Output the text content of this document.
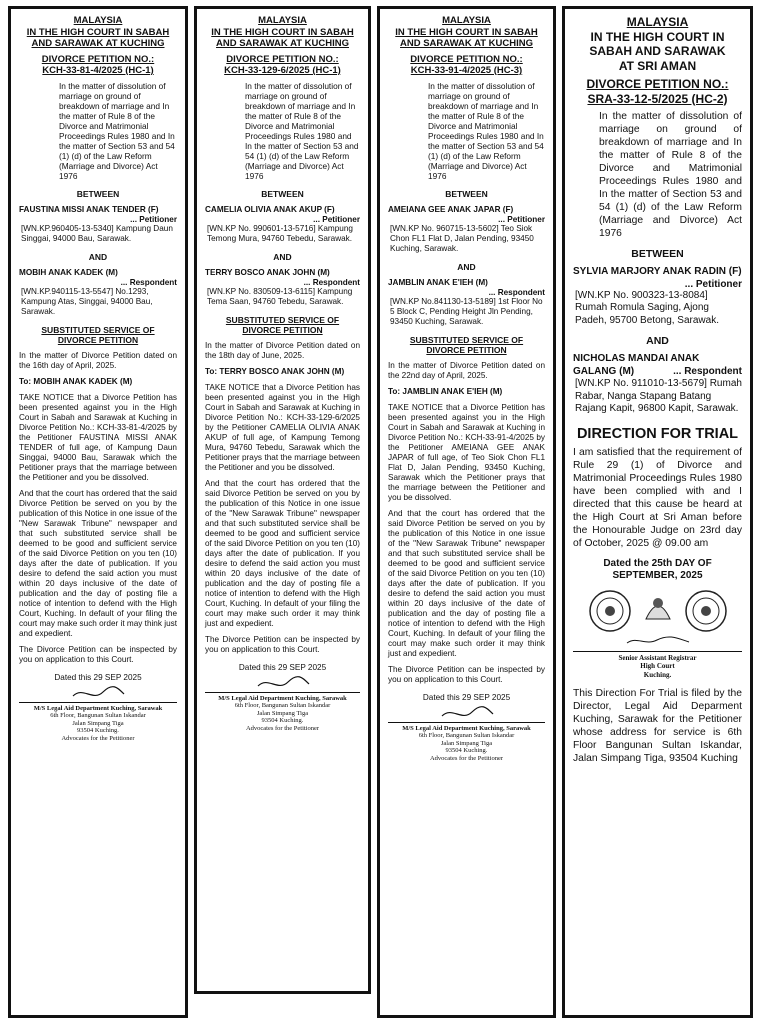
MALAYSIA
IN THE HIGH COURT IN SABAH
AND SARAWAK AT KUCHING
DIVORCE PETITION NO.:
KCH-33-81-4/2025 (HC-1)
In the matter of dissolution of marriage on ground of breakdown of marriage and In the matter of Rule 8 of the Divorce and Matrimonial Proceedings Rules 1980 and In the matter of Section 53 and 54 (1) (d) of the Law Reform (Marriage and Divorce) Act 1976
BETWEEN
FAUSTINA MISSI ANAK TENDER (F)
... Petitioner
[WN.KP.960405-13-5340] Kampung Daun Singgai, 94000 Bau, Sarawak.
AND
MOBIH ANAK KADEK (M)
... Respondent
[WN.KP.940115-13-5547] No.1293, Kampung Atas, Singgai, 94000 Bau, Sarawak.
SUBSTITUTED SERVICE OF
DIVORCE PETITION
In the matter of Divorce Petition dated on the 16th day of April, 2025.
To: MOBIH ANAK KADEK (M)
TAKE NOTICE that a Divorce Petition has been presented against you in the High Court in Sabah and Sarawak at Kuching in Divorce Petition No.: KCH-33-81-4/2025 by the Petitioner FAUSTINA MISSI ANAK TENDER of full age, of Kampung Daun Singgai, 94000 Bau, Sarawak which the Petitioner prays that the marriage between the Petitioner and you be dissolved.
And that the court has ordered that the said Divorce Petition be served on you by the publication of this Notice in one issue of the "New Sarawak Tribune" newspaper and that such substituted service shall be deemed to be good and sufficient service of the said Divorce Petition on you ten (10) days after the date of publication. If you desire to defend the said action you must within 20 days inclusive of the date of publication and the day of posting file a notice of intention to defend with the High Court, Kuching. In default of your filing the court may make such order it may think just and expedient.
The Divorce Petition can be inspected by you on application to this Court.
Dated this 29 SEP 2025
M/S Legal Aid Department Kuching, Sarawak
6th Floor, Bangunan Sultan Iskandar
Jalan Simpang Tiga
93504 Kuching.
Advocates for the Petitioner
MALAYSIA
IN THE HIGH COURT IN SABAH
AND SARAWAK AT KUCHING
DIVORCE PETITION NO.:
KCH-33-129-6/2025 (HC-1)
In the matter of dissolution of marriage on ground of breakdown of marriage and In the matter of Rule 8 of the Divorce and Matrimonial Proceedings Rules 1980 and In the matter of Section 53 and 54 (1) (d) of the Law Reform (Marriage and Divorce) Act 1976
BETWEEN
CAMELIA OLIVIA ANAK AKUP (F)
... Petitioner
[WN.KP No. 990601-13-5716] Kampung Temong Mura, 94760 Tebedu, Sarawak.
AND
TERRY BOSCO ANAK JOHN (M)
... Respondent
[WN.KP No. 830509-13-6115] Kampung Tema Saan, 94760 Tebedu, Sarawak.
SUBSTITUTED SERVICE OF
DIVORCE PETITION
In the matter of Divorce Petition dated on the 18th day of June, 2025.
To: TERRY BOSCO ANAK JOHN (M)
TAKE NOTICE that a Divorce Petition has been presented against you in the High Court in Sabah and Sarawak at Kuching in Divorce Petition No.: KCH-33-129-6/2025 by the Petitioner CAMELIA OLIVIA ANAK AKUP of full age, of Kampung Temong Mura, 94760 Tebedu, Sarawak which the Petitioner prays that the marriage between the Petitioner and you be dissolved.
And that the court has ordered that the said Divorce Petition be served on you by the publication of this Notice in one issue of the "New Sarawak Tribune" newspaper and that such substituted service shall be deemed to be good and sufficient service of the said Divorce Petition on you ten (10) days after the date of publication. If you desire to defend the said action you must within 20 days inclusive of the date of publication and the day of posting file a notice of intention to defend with the High Court, Kuching. In default of your filing the court may make such order it may think just and expedient.
The Divorce Petition can be inspected by you on application to this Court.
Dated this 29 SEP 2025
M/S Legal Aid Department Kuching, Sarawak
6th Floor, Bangunan Sultan Iskandar
Jalan Simpang Tiga
93504 Kuching.
Advocates for the Petitioner
MALAYSIA
IN THE HIGH COURT IN SABAH
AND SARAWAK AT KUCHING
DIVORCE PETITION NO.:
KCH-33-91-4/2025 (HC-3)
In the matter of dissolution of marriage on ground of breakdown of marriage and In the matter of Rule 8 of the Divorce and Matrimonial Proceedings Rules 1980 and In the matter of Section 53 and 54 (1) (d) of the Law Reform (Marriage and Divorce) Act 1976
BETWEEN
AMEIANA GEE ANAK JAPAR (F)
... Petitioner
[WN.KP No. 960715-13-5602] Teo Siok Chon FL1 Flat D, Jalan Pending, 93450 Kuching, Sarawak.
AND
JAMBLIN ANAK E'IEH (M)
... Respondent
[WN.KP No.841130-13-5189] 1st Floor No 5 Block C, Pending Height Jln Pending, 93450 Kuching, Sarawak.
SUBSTITUTED SERVICE OF
DIVORCE PETITION
In the matter of Divorce Petition dated on the 22nd day of April, 2025.
To: JAMBLIN ANAK E'IEH (M)
TAKE NOTICE that a Divorce Petition has been presented against you in the High Court in Sabah and Sarawak at Kuching in Divorce Petition No.: KCH-33-91-4/2025 by the Petitioner AMEIANA GEE ANAK JAPAR of full age, of Teo Siok Chon FL1 Flat D, Jalan Pending, 93450 Kuching, Sarawak which the Petitioner prays that the marriage between the Petitioner and you be dissolved.
And that the court has ordered that the said Divorce Petition be served on you by the publication of this Notice in one issue of the "New Sarawak Tribune" newspaper and that such substituted service shall be deemed to be good and sufficient service of the said Divorce Petition on you ten (10) days after the date of publication. If you desire to defend the said action you must within 20 days inclusive of the date of publication and the day of posting file a notice of intention to defend with the High Court, Kuching. In default of your filing the court may make such order it may think just and expedient.
The Divorce Petition can be inspected by you on application to this Court.
Dated this 29 SEP 2025
M/S Legal Aid Department Kuching, Sarawak
6th Floor, Bangunan Sultan Iskandar
Jalan Simpang Tiga
93504 Kuching.
Advocates for the Petitioner
MALAYSIA
IN THE HIGH COURT IN
SABAH AND SARAWAK
AT SRI AMAN
DIVORCE PETITION NO.:
SRA-33-12-5/2025 (HC-2)
In the matter of dissolution of marriage on ground of breakdown of marriage and In the matter of Rule 8 of the Divorce and Matrimonial Proceedings Rules 1980 and In the matter of Section 53 and 54 (1) (d) of the Law Reform (Marriage and Divorce) Act 1976
BETWEEN
SYLVIA MARJORY ANAK RADIN (F)
... Petitioner
[WN.KP No. 900323-13-8084] Rumah Romula Saging, Ajong Padeh, 95700 Betong, Sarawak.
AND
NICHOLAS MANDAI ANAK
GALANG (M)	... Respondent
[WN.KP No. 911010-13-5679] Rumah Rabar, Nanga Stapang Batang Rajang Kapit, 96800 Kapit, Sarawak.
DIRECTION FOR TRIAL
I am satisfied that the requirement of Rule 29 (1) of Divorce and Matrimonial Proceedings Rules 1980 have been complied with and I directed that this cause be heard at the High Court at Sri Aman before the Honourable Judge on 23rd day of October, 2025 @ 09.00 am
Dated the 25th DAY OF
SEPTEMBER, 2025
Senior Assistant Registrar
High Court
Kuching.
This Direction For Trial is filed by the Director, Legal Aid Deparment Kuching, Sarawak for the Petitioner whose address for service is 6th Floor Bangunan Sultan Iskandar, Jalan Simpang Tiga, 93504 Kuching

※

AIM:
Which lines contain the word "AMEIANA"? Copy each of them.

SOLUTION TO THIS TASK:
AMEIANA GEE ANAK JAPAR (F)
TAKE NOTICE that a Divorce Petition has been presented against you in the High Court in Sabah and Sarawak at Kuching in Divorce Petition No.: KCH-33-91-4/2025 by the Petitioner AMEIANA GEE ANAK JAPAR of full age, of Teo Siok Chon FL1 Flat D, Jalan Pending, 93450 Kuching, Sarawak which the Petitioner prays that the marriage between the Petitioner and you be dissolved.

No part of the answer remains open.